Rename "Month" to "Week" in the entries starting at the line containing "Enumerate the UI" and ending at the line containing "schedule-when-third: 3rd Mon". Write out only those lines, and leave everything else in them as it is.

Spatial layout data
=-=-=

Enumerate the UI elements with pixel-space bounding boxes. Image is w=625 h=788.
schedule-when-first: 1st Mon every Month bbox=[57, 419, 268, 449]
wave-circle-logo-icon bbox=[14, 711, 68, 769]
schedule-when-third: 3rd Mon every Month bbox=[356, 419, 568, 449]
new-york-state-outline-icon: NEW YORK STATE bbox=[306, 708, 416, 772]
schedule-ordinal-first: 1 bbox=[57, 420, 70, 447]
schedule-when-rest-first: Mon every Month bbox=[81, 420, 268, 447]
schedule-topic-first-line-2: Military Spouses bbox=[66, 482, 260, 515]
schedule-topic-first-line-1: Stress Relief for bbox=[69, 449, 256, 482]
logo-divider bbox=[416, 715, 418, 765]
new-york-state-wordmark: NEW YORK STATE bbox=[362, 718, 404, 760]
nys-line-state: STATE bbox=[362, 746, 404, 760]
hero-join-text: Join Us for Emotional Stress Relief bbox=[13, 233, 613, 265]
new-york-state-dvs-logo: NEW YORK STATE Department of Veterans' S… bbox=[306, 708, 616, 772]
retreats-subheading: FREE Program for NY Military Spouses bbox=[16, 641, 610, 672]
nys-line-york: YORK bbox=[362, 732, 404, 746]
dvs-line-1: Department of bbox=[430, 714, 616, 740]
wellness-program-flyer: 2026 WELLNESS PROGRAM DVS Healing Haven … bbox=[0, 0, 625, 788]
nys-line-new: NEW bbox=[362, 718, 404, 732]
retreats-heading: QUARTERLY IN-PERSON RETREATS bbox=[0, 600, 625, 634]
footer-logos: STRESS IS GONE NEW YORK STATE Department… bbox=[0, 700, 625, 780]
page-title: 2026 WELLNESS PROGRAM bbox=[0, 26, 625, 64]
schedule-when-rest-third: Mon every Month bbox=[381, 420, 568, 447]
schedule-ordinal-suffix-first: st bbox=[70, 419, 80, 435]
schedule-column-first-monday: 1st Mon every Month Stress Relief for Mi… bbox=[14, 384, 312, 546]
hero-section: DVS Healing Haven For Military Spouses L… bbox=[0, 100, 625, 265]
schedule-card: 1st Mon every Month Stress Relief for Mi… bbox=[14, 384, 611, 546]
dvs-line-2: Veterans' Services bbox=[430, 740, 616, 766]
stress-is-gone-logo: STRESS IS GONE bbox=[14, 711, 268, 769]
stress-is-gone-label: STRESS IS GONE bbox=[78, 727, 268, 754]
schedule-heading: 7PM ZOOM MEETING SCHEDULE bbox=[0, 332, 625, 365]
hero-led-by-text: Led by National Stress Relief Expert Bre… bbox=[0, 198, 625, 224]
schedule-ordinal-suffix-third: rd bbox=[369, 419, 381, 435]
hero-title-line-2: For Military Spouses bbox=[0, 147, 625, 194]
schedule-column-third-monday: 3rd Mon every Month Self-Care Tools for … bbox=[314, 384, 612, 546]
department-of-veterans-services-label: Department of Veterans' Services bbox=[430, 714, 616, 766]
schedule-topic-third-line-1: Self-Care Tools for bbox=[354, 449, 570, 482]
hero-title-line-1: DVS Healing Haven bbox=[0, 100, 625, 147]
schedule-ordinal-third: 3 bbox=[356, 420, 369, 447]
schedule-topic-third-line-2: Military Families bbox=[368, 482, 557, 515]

=-=-=

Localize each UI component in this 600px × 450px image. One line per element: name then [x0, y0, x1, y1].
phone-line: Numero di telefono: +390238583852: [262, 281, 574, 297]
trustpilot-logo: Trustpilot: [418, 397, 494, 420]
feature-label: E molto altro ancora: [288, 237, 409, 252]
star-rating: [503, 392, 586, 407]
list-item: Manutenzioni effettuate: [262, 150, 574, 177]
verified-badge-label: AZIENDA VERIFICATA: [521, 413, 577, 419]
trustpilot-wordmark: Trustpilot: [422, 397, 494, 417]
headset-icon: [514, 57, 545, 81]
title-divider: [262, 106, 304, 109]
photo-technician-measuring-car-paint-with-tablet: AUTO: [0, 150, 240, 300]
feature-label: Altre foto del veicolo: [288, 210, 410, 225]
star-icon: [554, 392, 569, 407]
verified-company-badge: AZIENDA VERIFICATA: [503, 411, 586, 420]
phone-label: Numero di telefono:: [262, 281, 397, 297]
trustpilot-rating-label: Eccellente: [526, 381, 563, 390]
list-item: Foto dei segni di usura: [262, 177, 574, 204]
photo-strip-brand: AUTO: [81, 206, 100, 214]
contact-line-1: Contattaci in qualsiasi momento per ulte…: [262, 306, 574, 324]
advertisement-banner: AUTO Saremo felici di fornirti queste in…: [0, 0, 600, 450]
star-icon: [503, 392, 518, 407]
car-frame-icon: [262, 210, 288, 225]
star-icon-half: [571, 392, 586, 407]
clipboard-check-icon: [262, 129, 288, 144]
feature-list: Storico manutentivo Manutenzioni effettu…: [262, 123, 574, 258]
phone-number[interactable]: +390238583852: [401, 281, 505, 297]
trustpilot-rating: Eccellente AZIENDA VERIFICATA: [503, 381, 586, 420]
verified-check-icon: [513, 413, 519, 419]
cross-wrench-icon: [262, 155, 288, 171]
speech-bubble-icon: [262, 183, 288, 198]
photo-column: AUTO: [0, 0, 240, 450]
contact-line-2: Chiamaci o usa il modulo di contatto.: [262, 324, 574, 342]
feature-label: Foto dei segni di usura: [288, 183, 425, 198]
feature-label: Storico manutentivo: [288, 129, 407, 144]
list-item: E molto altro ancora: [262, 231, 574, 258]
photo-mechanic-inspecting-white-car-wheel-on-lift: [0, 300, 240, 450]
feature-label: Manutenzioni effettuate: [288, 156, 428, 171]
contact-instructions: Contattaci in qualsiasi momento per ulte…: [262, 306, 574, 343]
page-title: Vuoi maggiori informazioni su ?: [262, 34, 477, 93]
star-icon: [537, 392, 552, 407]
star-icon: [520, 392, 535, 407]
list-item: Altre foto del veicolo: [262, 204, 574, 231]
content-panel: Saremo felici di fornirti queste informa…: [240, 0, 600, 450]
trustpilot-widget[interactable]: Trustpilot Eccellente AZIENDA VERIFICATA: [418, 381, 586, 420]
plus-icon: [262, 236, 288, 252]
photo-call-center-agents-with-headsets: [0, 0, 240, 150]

=-=-=

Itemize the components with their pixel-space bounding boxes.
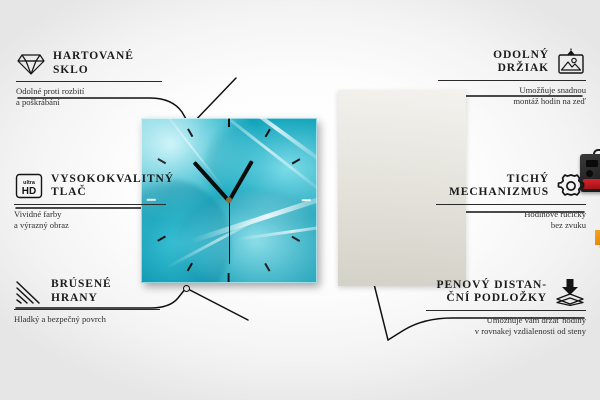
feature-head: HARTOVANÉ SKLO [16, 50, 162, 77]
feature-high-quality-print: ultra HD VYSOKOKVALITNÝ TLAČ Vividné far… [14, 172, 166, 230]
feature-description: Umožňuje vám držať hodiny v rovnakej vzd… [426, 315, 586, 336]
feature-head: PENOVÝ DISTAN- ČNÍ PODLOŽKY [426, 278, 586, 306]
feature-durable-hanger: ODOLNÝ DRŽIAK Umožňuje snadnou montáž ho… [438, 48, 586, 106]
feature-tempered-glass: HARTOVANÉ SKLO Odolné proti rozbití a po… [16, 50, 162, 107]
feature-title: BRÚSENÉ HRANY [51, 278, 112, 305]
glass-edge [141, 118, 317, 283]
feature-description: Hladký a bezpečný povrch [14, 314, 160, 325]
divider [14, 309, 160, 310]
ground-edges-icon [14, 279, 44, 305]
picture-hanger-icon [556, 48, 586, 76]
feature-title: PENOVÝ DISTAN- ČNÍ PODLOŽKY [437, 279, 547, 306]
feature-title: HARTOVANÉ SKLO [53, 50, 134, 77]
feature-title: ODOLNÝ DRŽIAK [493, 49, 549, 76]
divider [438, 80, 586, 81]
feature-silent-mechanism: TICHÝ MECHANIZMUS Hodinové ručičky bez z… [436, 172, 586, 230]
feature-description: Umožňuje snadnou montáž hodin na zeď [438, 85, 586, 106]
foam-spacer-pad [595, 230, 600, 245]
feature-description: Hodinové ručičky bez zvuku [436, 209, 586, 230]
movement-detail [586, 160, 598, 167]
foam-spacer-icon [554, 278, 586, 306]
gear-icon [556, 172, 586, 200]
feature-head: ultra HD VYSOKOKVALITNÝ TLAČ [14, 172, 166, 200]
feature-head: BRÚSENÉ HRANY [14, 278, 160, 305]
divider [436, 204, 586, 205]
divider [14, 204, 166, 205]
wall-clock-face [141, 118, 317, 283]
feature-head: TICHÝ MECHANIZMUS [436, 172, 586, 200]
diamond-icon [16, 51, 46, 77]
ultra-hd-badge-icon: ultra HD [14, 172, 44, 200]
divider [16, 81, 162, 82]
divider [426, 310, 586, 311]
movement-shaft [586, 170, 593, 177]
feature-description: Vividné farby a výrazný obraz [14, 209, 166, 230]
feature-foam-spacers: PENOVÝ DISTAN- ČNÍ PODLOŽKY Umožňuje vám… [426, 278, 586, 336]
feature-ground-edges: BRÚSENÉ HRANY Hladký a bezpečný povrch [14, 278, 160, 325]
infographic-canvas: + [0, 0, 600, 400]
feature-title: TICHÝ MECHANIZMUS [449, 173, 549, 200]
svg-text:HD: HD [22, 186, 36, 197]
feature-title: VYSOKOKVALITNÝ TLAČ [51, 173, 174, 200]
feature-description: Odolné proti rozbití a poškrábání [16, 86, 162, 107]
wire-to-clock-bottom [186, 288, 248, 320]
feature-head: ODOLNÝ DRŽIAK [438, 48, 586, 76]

=-=-=

THE RESULT →
Enumerate the UI elements with pixel-space bounding boxes. Image is w=625 h=788.
schedule-when-first: 1st Mon every Week bbox=[57, 419, 268, 449]
wave-circle-logo-icon bbox=[14, 711, 68, 769]
schedule-when-third: 3rd Mon every Week bbox=[356, 419, 568, 449]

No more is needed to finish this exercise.